▶ **STATED TASK**:
Wherever a line below holds the word "objects", copy that line.

▶ **DATA RECORDS**:

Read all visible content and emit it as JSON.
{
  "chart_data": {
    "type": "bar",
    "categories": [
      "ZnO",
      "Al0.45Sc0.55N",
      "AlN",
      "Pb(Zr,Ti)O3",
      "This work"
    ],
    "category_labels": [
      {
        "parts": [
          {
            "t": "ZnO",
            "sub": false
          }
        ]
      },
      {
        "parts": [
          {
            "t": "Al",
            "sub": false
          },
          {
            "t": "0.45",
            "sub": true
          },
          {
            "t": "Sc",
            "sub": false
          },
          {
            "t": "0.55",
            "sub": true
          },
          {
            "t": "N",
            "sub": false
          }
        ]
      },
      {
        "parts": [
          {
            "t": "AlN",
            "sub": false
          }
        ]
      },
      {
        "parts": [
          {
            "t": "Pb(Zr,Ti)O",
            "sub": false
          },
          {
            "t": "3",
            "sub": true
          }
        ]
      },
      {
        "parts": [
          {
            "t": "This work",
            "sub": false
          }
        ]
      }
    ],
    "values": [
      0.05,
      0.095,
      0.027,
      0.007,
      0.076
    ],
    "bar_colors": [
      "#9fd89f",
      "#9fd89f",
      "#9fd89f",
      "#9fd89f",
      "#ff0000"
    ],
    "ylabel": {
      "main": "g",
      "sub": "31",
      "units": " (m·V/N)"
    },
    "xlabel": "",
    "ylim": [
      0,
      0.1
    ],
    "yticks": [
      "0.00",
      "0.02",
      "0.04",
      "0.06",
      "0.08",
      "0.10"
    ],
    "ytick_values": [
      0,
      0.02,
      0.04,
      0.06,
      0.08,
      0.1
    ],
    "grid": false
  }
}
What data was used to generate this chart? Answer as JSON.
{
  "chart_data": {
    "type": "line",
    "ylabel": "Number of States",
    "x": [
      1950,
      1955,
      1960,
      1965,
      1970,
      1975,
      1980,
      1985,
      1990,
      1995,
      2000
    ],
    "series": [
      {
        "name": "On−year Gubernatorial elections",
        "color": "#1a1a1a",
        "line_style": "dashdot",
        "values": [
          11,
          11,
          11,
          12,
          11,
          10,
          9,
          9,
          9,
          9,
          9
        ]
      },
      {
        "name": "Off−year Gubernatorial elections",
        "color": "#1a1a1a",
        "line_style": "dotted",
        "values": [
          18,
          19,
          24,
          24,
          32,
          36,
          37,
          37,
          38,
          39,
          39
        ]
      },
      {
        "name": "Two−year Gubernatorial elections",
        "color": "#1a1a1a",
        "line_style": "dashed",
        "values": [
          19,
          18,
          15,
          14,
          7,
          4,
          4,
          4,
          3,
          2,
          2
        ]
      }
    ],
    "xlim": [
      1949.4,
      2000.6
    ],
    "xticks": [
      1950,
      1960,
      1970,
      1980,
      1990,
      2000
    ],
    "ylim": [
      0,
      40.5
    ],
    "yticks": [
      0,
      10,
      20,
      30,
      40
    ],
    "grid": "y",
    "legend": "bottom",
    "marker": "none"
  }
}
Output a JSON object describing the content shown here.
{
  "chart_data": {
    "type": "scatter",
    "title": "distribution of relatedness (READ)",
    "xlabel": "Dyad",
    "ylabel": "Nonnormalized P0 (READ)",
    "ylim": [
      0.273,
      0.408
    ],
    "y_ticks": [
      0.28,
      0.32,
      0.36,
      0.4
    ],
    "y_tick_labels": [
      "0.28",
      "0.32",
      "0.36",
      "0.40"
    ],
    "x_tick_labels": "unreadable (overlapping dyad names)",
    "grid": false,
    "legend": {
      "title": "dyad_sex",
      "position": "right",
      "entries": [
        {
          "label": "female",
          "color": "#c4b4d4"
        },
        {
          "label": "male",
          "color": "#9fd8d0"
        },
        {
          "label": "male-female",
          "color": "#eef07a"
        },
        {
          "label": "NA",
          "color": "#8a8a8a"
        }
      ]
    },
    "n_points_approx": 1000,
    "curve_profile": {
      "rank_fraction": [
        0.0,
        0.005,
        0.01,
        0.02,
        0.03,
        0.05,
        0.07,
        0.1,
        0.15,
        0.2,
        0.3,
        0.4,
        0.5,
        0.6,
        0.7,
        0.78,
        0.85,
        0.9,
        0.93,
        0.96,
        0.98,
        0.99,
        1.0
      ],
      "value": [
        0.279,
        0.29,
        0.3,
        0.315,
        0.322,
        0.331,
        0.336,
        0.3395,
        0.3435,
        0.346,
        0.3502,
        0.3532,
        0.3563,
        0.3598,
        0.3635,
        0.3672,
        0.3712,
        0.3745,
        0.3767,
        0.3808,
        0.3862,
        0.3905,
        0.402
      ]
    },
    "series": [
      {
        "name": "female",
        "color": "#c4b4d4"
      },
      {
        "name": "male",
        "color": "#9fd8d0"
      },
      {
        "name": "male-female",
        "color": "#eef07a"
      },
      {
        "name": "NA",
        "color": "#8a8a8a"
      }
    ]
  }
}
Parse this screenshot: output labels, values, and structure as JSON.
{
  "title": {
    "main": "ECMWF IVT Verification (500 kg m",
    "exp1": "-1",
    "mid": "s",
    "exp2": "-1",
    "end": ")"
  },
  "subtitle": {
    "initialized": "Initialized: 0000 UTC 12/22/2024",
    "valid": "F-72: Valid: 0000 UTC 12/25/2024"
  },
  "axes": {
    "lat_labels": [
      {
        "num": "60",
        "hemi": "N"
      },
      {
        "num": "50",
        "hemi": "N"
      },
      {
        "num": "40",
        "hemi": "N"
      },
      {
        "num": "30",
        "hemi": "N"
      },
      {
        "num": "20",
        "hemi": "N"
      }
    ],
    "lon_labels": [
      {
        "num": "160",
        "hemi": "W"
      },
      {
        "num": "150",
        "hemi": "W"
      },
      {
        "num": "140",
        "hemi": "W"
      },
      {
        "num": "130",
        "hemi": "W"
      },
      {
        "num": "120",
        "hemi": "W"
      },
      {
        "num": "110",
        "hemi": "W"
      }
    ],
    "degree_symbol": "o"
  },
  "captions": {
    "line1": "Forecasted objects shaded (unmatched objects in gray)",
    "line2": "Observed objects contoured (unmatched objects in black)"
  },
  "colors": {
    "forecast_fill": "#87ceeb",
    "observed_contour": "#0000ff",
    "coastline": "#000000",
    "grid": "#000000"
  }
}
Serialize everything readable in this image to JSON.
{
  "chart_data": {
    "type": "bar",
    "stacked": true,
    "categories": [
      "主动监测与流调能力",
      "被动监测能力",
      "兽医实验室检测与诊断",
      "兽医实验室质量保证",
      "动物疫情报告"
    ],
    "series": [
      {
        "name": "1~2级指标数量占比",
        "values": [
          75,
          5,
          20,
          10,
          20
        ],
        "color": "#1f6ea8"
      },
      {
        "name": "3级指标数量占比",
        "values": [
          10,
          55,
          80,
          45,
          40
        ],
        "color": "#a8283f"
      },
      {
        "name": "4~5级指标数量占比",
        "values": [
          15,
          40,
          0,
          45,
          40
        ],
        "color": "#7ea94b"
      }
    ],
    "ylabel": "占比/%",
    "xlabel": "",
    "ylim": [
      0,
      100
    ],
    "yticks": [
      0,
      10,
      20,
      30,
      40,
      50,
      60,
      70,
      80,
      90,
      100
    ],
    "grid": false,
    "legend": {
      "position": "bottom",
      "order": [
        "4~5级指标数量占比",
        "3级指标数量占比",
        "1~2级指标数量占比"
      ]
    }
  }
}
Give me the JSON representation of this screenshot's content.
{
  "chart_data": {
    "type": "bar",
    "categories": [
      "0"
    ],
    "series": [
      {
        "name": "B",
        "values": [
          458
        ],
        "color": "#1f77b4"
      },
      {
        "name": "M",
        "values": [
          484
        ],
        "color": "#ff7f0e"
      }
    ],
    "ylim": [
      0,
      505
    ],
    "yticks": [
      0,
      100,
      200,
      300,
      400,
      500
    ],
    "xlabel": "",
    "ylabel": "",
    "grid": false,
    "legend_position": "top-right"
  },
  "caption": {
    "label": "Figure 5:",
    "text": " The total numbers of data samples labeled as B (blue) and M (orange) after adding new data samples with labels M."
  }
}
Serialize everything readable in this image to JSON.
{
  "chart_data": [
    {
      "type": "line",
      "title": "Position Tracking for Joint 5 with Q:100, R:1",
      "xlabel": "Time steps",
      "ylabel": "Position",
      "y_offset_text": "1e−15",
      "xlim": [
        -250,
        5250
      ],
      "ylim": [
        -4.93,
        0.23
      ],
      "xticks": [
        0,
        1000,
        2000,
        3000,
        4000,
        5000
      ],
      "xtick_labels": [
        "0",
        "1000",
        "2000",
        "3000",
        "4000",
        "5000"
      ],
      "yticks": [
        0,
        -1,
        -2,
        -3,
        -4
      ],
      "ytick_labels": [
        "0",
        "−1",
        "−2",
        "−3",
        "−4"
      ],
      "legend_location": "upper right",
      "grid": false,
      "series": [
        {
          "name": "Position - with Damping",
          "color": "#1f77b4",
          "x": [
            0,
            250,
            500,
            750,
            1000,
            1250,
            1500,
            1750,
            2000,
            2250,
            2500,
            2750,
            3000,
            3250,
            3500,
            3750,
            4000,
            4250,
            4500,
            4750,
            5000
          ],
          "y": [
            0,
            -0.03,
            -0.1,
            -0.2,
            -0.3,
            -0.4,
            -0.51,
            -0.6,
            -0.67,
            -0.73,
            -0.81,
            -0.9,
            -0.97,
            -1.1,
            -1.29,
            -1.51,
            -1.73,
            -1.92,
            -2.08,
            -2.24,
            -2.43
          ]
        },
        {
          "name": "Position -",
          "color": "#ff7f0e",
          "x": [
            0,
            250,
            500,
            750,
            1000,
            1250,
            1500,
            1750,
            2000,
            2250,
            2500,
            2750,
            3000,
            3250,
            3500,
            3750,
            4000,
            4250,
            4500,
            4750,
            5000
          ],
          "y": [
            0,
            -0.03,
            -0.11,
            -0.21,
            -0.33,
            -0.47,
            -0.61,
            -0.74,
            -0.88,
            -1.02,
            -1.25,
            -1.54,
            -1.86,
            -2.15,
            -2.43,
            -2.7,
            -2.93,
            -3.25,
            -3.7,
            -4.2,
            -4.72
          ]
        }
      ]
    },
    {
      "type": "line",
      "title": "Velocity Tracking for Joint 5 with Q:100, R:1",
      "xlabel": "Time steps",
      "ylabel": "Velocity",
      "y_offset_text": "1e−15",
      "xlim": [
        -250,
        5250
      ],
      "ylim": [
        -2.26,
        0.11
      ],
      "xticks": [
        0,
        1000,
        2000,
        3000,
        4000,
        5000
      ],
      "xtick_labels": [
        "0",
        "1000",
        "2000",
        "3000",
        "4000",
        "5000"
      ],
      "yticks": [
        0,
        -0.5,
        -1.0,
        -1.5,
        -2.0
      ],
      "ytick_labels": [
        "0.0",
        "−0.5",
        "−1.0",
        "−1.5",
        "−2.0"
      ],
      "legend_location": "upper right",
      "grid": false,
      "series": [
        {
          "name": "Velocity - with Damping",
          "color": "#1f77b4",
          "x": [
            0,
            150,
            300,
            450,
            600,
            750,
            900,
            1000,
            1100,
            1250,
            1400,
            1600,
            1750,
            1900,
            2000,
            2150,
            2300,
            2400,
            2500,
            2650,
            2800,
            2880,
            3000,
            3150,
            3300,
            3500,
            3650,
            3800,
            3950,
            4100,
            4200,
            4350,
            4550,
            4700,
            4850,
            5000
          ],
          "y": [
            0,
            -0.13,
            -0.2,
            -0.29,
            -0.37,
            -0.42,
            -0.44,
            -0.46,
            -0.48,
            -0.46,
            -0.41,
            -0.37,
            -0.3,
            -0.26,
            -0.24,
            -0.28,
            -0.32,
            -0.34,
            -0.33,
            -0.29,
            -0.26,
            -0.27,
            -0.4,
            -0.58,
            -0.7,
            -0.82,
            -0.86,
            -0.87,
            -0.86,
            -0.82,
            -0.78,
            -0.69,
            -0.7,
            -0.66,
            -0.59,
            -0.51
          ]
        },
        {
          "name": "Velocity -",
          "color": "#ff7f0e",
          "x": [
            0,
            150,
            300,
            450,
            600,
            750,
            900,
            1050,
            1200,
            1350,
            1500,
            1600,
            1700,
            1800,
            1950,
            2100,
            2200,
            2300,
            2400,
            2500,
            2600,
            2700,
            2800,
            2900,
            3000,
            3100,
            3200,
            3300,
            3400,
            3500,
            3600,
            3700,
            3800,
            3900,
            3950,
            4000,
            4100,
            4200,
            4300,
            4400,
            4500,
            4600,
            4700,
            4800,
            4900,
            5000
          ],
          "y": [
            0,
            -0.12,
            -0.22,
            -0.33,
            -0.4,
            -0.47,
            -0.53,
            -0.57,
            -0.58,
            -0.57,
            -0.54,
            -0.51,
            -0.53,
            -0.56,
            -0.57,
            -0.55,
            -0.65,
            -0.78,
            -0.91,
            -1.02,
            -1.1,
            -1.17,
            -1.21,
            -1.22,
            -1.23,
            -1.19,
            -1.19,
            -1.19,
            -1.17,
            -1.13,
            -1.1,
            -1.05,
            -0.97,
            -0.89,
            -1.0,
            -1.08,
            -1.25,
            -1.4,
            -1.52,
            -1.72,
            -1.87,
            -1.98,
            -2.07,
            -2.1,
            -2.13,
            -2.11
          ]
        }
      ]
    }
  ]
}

▶ **TASK RESPONSE**:
    "line1": "Forecasted objects shaded (unmatched objects in gray)",
    "line2": "Observed objects contoured (unmatched objects in black)"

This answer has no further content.